■ THE TASK ■
Answer with one number: how many lines hold the string "ffffff".

■ SUPPLIED MATERIAL ■
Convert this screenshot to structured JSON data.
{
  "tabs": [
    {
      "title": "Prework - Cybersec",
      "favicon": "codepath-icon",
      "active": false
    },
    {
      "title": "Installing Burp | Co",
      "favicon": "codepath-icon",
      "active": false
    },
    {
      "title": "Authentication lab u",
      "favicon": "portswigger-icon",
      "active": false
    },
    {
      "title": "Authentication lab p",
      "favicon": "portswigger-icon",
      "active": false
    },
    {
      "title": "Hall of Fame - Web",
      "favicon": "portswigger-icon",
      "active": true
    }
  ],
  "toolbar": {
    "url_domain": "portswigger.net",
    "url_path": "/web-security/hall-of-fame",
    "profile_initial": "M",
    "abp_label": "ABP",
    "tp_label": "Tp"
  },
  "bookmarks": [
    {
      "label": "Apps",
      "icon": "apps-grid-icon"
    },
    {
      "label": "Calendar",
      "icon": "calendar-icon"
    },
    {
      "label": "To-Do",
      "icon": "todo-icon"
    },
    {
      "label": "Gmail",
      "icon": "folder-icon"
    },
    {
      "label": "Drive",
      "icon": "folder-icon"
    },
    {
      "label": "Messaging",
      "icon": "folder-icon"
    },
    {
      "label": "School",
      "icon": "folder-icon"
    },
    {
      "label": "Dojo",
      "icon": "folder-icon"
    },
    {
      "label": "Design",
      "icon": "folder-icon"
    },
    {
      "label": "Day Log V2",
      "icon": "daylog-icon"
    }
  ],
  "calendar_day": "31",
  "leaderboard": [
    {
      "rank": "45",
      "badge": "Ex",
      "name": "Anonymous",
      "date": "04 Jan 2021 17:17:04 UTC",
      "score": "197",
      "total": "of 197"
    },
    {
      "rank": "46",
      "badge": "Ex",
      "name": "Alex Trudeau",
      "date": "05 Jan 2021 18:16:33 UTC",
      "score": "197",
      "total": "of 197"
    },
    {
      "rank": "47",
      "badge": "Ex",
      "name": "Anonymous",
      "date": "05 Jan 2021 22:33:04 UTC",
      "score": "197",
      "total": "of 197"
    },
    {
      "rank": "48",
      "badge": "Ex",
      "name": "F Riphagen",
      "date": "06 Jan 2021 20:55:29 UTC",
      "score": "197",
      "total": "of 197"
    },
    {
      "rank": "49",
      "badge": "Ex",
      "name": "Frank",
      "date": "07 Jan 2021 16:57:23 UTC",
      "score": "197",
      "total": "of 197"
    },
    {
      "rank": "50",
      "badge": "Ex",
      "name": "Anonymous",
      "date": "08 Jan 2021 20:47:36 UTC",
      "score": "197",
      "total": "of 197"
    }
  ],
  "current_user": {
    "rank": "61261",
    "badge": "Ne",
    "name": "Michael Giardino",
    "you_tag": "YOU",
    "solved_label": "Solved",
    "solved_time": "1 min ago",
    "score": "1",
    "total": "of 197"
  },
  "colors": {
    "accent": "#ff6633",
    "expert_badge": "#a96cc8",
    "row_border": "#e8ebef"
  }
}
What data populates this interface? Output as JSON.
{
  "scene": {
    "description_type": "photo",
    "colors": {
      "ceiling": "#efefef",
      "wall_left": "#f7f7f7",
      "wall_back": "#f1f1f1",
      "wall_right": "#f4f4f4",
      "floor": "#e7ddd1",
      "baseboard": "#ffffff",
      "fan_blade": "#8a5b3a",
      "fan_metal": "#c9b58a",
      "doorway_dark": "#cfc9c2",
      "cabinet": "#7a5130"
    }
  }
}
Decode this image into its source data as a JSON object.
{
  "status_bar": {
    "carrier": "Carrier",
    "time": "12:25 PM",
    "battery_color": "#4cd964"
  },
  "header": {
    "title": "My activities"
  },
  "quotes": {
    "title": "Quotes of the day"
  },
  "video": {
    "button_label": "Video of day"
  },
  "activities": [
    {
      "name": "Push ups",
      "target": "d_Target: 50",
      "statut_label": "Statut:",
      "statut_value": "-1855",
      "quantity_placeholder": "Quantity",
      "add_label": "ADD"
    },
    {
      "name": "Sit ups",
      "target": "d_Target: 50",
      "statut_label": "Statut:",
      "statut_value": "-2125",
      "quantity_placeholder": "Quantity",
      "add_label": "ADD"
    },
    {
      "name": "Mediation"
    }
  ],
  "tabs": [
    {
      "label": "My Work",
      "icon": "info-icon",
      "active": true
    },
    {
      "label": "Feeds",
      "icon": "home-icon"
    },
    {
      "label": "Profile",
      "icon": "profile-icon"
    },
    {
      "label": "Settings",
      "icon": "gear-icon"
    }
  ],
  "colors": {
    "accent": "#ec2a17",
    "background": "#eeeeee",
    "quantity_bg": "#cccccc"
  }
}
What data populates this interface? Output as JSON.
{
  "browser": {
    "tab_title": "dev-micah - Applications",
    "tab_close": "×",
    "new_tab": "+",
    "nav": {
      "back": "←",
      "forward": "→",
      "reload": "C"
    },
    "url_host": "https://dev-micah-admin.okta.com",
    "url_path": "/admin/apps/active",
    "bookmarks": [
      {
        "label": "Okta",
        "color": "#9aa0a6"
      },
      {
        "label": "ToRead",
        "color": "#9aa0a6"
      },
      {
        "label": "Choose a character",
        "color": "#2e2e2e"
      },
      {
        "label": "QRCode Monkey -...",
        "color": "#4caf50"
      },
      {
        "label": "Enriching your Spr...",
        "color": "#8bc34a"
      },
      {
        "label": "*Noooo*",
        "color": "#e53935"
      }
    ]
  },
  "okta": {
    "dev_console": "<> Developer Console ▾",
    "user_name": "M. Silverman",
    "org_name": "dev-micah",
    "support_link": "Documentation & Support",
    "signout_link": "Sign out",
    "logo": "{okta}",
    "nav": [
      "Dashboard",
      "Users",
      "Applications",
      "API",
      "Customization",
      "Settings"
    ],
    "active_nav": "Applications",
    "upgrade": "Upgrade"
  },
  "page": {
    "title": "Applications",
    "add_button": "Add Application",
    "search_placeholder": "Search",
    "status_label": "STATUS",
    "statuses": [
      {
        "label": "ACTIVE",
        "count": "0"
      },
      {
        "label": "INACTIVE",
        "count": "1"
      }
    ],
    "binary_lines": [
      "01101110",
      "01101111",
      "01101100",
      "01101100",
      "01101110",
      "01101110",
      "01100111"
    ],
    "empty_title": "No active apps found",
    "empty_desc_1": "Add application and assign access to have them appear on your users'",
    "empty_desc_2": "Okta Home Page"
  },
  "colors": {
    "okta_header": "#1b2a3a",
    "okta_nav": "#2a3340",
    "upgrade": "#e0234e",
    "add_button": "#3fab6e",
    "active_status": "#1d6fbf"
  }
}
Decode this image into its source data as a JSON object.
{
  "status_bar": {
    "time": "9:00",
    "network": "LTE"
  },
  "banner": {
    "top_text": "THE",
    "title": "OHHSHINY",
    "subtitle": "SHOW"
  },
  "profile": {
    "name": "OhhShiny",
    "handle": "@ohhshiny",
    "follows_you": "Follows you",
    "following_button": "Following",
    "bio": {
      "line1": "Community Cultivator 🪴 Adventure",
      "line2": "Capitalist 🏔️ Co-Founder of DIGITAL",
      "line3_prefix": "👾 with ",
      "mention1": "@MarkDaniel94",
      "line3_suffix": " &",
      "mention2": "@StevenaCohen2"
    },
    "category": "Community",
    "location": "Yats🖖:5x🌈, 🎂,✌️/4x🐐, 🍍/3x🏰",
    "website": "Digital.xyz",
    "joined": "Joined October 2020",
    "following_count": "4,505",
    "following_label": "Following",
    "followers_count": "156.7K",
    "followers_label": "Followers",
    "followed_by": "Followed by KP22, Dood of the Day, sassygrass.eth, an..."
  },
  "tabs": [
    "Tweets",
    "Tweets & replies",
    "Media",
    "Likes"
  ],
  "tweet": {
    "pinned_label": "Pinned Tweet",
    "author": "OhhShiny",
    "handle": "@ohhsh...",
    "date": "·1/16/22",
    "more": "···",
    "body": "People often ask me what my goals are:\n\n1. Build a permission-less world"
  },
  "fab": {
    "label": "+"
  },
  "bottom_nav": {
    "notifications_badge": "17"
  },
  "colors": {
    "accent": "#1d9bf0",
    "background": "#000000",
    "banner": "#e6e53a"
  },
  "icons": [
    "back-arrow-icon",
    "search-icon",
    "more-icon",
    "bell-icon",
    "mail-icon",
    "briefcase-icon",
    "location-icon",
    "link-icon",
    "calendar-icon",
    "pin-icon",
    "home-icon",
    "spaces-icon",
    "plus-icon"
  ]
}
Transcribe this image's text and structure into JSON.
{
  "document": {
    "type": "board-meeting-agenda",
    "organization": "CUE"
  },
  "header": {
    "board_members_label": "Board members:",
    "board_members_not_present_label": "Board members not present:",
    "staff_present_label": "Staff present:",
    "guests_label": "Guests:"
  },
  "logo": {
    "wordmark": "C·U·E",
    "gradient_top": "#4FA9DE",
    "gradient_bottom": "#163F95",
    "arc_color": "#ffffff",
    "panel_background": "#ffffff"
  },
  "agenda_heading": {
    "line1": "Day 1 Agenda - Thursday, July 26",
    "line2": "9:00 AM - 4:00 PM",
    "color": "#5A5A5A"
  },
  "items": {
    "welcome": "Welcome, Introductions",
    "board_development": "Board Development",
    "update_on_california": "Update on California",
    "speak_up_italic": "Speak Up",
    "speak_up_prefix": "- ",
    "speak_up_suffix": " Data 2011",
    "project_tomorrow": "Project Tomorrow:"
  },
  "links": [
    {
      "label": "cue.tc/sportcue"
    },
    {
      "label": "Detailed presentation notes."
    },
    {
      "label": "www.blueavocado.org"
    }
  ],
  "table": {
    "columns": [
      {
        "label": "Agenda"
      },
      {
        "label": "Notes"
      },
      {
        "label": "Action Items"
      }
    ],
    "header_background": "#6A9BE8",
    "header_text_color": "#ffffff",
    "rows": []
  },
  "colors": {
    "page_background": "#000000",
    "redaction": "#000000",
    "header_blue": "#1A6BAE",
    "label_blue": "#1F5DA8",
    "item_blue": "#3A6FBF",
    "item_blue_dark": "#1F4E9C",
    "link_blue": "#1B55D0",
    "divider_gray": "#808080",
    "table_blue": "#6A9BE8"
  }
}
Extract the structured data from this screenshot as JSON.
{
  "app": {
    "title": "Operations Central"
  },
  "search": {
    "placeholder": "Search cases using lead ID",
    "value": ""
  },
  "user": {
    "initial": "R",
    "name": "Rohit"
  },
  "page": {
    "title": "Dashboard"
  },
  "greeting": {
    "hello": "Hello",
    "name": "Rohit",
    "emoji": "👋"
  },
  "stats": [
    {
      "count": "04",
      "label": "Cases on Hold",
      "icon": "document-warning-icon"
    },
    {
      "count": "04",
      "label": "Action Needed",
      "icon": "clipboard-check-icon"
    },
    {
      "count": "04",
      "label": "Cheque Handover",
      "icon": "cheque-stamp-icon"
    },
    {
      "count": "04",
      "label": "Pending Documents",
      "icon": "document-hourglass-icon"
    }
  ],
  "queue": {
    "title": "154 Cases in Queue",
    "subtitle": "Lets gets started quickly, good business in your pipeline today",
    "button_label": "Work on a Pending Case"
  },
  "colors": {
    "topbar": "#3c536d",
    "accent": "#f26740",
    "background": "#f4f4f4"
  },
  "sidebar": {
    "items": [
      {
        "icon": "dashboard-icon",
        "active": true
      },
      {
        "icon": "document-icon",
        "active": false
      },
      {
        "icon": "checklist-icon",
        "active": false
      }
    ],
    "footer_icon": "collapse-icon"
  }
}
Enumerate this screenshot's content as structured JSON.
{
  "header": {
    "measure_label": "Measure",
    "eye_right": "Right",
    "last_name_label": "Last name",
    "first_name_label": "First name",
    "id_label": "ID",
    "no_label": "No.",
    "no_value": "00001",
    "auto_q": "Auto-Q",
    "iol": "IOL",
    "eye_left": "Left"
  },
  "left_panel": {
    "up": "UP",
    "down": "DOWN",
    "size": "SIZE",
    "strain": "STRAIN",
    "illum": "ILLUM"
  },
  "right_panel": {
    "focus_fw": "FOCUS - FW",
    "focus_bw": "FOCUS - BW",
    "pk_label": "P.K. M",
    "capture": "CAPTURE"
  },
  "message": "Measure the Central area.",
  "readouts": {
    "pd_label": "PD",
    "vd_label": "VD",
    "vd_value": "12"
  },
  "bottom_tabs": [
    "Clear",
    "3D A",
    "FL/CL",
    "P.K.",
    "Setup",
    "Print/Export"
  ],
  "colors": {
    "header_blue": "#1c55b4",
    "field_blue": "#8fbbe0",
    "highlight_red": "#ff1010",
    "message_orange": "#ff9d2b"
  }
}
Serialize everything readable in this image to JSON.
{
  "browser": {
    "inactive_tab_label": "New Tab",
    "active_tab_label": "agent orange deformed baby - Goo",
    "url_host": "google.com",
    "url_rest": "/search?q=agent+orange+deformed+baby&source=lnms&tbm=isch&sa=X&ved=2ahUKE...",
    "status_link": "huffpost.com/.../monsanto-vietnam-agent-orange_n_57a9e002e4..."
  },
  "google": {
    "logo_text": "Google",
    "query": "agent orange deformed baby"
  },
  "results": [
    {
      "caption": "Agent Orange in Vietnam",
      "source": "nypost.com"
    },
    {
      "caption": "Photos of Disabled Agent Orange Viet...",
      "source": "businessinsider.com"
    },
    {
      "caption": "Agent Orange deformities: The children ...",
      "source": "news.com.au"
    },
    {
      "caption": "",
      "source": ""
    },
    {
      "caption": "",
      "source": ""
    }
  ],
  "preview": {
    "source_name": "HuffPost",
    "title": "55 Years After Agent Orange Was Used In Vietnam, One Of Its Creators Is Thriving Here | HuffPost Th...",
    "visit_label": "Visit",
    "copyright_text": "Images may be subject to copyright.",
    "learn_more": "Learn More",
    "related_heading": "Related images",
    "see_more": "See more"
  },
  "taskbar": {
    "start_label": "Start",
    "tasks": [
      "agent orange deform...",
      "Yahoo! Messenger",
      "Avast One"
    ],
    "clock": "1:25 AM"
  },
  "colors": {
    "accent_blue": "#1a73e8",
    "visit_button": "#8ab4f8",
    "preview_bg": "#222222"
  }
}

■ TASK RESULT ■
4